──────── INPUT ROWS ────────

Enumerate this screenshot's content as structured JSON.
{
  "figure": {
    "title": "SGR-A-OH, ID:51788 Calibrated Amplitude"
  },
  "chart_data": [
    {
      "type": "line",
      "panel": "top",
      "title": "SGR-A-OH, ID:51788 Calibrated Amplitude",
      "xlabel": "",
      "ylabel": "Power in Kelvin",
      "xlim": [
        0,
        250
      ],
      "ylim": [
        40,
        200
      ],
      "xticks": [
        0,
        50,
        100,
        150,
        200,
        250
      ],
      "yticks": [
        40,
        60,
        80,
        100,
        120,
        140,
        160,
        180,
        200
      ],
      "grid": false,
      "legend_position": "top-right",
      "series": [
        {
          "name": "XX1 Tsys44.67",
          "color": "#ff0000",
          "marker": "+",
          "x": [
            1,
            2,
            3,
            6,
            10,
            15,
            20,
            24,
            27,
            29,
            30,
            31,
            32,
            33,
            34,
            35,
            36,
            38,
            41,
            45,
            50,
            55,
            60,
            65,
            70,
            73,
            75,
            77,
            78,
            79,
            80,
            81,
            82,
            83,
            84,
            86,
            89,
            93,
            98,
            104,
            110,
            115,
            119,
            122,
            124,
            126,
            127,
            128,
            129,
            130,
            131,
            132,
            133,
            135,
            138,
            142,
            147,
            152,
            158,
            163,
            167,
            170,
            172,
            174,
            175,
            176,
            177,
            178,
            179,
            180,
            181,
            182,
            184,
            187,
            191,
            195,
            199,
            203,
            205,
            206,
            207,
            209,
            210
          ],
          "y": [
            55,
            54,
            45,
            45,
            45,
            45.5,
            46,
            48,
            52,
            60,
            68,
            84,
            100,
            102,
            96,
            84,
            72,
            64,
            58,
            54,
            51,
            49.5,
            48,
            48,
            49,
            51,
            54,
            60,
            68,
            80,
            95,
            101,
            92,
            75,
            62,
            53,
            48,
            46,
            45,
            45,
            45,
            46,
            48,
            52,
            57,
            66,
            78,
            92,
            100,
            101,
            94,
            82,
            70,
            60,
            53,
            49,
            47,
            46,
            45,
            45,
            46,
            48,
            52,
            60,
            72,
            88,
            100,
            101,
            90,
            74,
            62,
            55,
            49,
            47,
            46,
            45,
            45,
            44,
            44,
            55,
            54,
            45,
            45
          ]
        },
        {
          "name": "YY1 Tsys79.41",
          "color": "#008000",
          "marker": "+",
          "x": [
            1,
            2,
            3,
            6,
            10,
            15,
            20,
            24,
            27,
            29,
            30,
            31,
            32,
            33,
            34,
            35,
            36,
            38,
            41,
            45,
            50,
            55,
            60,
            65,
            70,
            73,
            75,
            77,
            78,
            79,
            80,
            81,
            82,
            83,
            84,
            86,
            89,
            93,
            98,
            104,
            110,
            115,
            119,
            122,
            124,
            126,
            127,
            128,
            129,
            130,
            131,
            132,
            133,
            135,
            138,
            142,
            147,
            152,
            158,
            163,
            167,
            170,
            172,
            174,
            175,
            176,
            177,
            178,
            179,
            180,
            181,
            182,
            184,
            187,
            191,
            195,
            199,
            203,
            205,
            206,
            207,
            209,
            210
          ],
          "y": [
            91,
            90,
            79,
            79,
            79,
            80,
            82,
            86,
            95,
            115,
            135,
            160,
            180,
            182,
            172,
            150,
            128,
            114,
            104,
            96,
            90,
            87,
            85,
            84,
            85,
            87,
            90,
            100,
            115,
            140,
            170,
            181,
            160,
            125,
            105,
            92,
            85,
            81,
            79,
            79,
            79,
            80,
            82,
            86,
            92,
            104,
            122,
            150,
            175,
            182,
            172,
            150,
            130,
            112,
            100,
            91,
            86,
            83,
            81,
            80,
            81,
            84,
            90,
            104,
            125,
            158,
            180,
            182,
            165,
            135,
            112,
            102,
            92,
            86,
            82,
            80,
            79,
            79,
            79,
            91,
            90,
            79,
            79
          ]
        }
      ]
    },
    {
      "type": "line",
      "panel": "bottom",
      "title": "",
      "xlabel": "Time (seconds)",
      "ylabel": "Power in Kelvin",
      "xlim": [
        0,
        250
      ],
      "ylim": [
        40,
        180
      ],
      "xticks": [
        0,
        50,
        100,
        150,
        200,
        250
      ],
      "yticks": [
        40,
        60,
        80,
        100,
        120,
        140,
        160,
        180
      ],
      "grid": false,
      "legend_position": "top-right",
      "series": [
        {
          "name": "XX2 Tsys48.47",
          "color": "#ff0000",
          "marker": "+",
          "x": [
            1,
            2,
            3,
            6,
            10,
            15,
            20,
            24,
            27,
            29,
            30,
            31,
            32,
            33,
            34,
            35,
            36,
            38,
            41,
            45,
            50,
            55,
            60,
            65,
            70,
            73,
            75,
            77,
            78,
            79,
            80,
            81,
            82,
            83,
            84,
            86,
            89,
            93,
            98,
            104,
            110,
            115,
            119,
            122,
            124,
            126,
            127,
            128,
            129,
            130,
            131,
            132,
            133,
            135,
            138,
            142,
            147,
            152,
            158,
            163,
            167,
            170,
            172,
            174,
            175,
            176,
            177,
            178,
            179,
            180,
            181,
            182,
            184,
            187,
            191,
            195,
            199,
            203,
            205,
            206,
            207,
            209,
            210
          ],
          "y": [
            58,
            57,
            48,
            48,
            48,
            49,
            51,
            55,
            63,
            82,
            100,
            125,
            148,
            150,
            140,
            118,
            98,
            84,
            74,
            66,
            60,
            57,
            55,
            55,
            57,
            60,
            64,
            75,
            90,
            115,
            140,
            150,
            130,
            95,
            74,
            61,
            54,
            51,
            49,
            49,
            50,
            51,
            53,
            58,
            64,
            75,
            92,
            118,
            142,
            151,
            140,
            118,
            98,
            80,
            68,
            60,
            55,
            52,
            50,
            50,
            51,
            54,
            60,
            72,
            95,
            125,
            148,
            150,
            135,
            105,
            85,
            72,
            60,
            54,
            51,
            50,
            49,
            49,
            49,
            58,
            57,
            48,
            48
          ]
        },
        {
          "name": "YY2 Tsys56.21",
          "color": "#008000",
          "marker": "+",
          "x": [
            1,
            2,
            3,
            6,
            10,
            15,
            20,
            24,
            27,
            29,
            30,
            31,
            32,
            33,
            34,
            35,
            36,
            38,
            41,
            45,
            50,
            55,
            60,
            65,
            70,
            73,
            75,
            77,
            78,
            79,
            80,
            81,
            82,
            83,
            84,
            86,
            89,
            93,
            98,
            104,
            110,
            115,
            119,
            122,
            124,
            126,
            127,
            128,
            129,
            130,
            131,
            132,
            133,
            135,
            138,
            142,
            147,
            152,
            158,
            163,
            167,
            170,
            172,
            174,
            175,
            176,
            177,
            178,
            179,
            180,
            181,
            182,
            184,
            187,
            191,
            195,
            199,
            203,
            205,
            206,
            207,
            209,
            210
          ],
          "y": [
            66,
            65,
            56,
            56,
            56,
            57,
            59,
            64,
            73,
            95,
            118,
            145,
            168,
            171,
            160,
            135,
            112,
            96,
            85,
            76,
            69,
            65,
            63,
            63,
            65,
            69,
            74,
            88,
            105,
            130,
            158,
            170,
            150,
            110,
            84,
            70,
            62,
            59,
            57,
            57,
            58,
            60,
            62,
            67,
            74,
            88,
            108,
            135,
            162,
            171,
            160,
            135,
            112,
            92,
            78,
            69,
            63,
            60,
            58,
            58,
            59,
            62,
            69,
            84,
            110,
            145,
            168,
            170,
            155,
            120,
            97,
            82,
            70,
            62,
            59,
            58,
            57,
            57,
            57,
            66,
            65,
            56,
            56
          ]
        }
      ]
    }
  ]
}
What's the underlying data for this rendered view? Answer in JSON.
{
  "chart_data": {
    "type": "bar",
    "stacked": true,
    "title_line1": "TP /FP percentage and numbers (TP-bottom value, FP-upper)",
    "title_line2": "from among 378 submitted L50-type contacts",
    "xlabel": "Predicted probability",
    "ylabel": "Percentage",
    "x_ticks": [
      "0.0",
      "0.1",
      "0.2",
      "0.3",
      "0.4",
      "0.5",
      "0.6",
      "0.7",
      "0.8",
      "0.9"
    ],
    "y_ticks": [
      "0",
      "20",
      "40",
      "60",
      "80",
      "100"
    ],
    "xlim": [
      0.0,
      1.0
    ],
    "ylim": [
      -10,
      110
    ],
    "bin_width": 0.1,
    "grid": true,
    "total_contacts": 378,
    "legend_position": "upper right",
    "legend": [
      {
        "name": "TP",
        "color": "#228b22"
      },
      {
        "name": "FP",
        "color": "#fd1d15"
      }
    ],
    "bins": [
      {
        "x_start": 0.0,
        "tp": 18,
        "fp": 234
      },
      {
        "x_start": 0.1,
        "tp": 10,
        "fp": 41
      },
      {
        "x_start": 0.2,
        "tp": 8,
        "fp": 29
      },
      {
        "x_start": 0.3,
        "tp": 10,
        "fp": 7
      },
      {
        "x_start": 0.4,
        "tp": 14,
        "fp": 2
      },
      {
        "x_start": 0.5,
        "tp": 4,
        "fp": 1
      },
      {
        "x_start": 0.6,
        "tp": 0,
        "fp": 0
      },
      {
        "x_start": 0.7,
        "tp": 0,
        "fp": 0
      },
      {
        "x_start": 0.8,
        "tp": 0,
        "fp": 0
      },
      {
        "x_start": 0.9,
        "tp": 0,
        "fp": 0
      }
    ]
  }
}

────────

• AIM
From the material above, gather all lines that include the string "Calibrated" and copy them.

• CORRECT ANSWER
    "title": "SGR-A-OH, ID:51788 Calibrated Amplitude"
      "title": "SGR-A-OH, ID:51788 Calibrated Amplitude",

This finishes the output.